* _Extracts from a graphics dataset_
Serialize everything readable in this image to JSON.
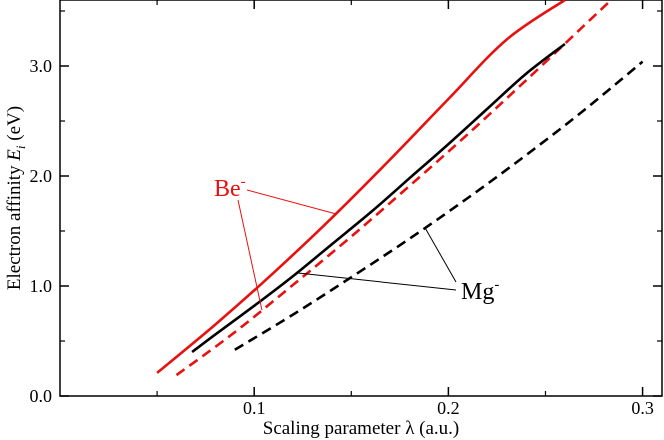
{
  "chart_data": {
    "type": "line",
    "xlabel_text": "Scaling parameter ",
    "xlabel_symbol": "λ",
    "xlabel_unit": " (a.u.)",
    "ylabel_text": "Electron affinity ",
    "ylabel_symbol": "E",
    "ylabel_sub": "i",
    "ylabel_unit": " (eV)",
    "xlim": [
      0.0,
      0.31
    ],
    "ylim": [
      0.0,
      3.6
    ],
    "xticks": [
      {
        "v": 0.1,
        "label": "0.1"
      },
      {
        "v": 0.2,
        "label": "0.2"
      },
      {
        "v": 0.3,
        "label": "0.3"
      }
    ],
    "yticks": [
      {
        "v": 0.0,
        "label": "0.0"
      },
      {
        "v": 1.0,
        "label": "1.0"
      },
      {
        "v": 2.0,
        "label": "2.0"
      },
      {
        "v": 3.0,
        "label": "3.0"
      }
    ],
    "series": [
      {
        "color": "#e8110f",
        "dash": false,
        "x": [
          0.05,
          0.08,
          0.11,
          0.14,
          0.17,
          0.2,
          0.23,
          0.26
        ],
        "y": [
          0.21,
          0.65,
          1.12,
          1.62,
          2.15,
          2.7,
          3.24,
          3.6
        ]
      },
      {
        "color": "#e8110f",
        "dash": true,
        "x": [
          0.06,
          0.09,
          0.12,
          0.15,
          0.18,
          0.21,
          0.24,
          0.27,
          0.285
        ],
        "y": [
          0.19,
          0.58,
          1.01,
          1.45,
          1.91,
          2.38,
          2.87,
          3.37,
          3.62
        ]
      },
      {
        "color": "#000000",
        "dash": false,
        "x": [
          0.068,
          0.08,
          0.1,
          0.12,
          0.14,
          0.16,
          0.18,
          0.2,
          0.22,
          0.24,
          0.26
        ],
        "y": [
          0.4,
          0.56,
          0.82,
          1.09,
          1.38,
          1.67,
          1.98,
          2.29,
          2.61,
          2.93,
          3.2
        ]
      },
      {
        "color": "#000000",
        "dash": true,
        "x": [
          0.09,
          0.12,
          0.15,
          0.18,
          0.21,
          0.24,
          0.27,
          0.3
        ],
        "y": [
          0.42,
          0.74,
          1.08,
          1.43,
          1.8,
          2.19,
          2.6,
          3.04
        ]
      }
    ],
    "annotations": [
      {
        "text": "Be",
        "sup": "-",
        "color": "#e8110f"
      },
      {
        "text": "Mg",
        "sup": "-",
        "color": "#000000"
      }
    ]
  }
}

* _Task to complete_
Extract the full listing exactly, with the pictures left out.

* _Task solution_
Serialize everything readable in this image to JSON.
{
  "chart_data": {
    "type": "line",
    "xlabel_text": "Scaling parameter ",
    "xlabel_symbol": "λ",
    "xlabel_unit": " (a.u.)",
    "ylabel_text": "Electron affinity ",
    "ylabel_symbol": "E",
    "ylabel_sub": "i",
    "ylabel_unit": " (eV)",
    "xlim": [
      0.0,
      0.31
    ],
    "ylim": [
      0.0,
      3.6
    ],
    "xticks": [
      {
        "v": 0.1,
        "label": "0.1"
      },
      {
        "v": 0.2,
        "label": "0.2"
      },
      {
        "v": 0.3,
        "label": "0.3"
      }
    ],
    "yticks": [
      {
        "v": 0.0,
        "label": "0.0"
      },
      {
        "v": 1.0,
        "label": "1.0"
      },
      {
        "v": 2.0,
        "label": "2.0"
      },
      {
        "v": 3.0,
        "label": "3.0"
      }
    ],
    "series": [
      {
        "color": "#e8110f",
        "dash": false,
        "x": [
          0.05,
          0.08,
          0.11,
          0.14,
          0.17,
          0.2,
          0.23,
          0.26
        ],
        "y": [
          0.21,
          0.65,
          1.12,
          1.62,
          2.15,
          2.7,
          3.24,
          3.6
        ]
      },
      {
        "color": "#e8110f",
        "dash": true,
        "x": [
          0.06,
          0.09,
          0.12,
          0.15,
          0.18,
          0.21,
          0.24,
          0.27,
          0.285
        ],
        "y": [
          0.19,
          0.58,
          1.01,
          1.45,
          1.91,
          2.38,
          2.87,
          3.37,
          3.62
        ]
      },
      {
        "color": "#000000",
        "dash": false,
        "x": [
          0.068,
          0.08,
          0.1,
          0.12,
          0.14,
          0.16,
          0.18,
          0.2,
          0.22,
          0.24,
          0.26
        ],
        "y": [
          0.4,
          0.56,
          0.82,
          1.09,
          1.38,
          1.67,
          1.98,
          2.29,
          2.61,
          2.93,
          3.2
        ]
      },
      {
        "color": "#000000",
        "dash": true,
        "x": [
          0.09,
          0.12,
          0.15,
          0.18,
          0.21,
          0.24,
          0.27,
          0.3
        ],
        "y": [
          0.42,
          0.74,
          1.08,
          1.43,
          1.8,
          2.19,
          2.6,
          3.04
        ]
      }
    ],
    "annotations": [
      {
        "text": "Be",
        "sup": "-",
        "color": "#e8110f"
      },
      {
        "text": "Mg",
        "sup": "-",
        "color": "#000000"
      }
    ]
  }
}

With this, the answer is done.